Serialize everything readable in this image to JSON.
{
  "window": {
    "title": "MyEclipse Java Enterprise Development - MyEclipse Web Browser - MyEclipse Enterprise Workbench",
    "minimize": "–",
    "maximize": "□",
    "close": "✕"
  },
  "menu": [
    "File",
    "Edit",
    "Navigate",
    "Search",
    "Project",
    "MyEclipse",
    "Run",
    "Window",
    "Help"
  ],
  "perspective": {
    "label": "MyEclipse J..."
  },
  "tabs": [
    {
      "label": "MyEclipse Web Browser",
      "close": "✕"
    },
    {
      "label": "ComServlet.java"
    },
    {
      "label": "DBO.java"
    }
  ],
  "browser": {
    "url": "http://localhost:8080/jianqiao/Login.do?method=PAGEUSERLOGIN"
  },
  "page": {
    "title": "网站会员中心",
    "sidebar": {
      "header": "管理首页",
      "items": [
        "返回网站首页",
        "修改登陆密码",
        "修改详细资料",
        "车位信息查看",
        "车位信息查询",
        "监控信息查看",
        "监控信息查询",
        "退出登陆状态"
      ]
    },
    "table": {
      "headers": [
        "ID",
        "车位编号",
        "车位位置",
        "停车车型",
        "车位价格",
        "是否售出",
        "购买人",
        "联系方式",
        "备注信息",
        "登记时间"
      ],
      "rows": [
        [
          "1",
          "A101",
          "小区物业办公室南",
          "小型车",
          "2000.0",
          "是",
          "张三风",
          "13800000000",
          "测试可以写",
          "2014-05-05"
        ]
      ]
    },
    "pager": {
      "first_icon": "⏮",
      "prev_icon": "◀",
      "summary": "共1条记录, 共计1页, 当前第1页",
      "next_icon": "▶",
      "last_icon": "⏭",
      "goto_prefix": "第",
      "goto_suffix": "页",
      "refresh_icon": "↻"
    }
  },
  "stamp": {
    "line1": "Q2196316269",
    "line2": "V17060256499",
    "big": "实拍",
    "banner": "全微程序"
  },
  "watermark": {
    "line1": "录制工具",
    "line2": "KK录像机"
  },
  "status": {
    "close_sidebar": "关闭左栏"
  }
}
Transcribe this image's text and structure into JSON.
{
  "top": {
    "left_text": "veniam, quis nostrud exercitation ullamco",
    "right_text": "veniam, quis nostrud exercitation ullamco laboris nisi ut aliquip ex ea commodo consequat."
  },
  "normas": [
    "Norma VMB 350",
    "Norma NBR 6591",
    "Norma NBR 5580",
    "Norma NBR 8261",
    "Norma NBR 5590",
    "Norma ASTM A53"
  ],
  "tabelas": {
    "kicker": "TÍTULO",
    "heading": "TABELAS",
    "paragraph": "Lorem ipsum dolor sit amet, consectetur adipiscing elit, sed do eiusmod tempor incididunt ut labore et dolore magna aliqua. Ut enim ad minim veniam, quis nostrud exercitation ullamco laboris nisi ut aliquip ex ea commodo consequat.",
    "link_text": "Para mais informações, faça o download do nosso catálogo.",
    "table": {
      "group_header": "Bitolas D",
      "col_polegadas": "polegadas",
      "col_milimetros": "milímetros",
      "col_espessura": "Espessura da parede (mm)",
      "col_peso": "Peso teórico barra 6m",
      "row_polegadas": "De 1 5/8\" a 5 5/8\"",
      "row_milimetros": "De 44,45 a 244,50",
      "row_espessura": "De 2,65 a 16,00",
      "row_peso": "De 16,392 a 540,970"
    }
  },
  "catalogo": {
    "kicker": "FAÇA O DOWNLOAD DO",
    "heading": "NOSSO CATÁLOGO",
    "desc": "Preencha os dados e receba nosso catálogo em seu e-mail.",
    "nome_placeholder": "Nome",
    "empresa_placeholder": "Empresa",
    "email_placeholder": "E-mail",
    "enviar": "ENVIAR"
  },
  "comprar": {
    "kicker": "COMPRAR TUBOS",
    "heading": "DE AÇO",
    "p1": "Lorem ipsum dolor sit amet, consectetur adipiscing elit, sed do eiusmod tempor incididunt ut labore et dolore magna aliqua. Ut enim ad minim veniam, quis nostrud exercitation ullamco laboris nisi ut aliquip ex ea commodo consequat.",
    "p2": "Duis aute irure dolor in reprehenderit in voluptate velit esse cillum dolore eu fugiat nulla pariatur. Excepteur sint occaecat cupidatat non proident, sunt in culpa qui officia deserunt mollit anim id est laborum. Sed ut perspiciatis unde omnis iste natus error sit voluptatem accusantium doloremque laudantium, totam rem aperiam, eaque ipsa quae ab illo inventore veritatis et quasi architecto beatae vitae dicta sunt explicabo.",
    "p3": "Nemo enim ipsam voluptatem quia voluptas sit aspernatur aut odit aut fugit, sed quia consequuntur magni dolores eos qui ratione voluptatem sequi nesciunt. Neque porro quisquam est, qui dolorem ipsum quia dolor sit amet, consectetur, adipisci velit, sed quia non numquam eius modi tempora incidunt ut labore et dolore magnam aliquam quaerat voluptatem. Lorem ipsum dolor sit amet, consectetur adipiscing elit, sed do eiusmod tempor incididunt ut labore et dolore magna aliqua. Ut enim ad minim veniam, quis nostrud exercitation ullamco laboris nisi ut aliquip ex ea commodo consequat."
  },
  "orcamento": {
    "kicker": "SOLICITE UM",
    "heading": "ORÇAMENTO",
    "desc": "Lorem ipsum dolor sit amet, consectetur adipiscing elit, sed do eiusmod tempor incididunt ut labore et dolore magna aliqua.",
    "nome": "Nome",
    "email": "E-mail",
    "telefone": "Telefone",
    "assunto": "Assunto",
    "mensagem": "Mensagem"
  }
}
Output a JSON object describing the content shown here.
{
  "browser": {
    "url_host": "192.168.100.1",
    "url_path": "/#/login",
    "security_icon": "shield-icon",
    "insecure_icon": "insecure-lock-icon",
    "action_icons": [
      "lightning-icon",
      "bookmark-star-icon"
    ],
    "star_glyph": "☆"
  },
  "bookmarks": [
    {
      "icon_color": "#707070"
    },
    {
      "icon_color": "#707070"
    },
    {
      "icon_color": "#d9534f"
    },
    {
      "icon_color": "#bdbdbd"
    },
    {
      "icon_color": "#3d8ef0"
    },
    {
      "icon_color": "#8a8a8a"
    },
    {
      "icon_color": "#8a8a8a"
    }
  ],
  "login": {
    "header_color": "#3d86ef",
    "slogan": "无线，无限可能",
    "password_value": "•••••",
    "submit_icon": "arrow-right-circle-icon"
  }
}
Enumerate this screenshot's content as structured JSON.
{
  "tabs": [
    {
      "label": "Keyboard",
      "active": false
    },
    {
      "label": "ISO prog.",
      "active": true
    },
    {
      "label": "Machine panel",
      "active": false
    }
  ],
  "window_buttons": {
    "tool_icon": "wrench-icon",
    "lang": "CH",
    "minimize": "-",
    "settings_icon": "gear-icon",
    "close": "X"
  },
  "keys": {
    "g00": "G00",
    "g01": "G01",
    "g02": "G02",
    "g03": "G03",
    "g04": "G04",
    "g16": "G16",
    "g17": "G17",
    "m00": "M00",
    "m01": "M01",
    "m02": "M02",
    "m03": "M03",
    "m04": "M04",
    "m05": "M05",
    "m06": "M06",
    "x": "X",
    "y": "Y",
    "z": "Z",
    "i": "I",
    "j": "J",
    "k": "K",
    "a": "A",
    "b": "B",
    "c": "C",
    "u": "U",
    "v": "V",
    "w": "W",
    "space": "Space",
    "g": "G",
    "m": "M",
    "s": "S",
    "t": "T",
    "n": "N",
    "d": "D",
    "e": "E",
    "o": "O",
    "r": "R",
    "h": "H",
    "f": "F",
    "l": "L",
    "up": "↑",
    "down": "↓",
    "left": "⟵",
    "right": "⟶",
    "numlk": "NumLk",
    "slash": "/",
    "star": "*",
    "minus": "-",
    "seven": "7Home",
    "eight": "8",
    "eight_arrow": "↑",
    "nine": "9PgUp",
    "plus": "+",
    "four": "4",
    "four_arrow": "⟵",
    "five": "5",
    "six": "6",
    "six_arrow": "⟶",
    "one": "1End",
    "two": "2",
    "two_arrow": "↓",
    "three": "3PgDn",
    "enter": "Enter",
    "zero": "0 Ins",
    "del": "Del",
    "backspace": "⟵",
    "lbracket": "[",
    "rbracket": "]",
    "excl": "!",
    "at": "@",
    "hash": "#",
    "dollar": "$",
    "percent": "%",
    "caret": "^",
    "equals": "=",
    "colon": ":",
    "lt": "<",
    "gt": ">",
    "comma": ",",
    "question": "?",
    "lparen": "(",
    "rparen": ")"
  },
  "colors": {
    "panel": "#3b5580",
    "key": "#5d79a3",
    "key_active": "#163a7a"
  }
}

_Requirements_:
Establish how many lines of the records contain the string "kicker" and state that number without elaboration.

_Exercise result_:
4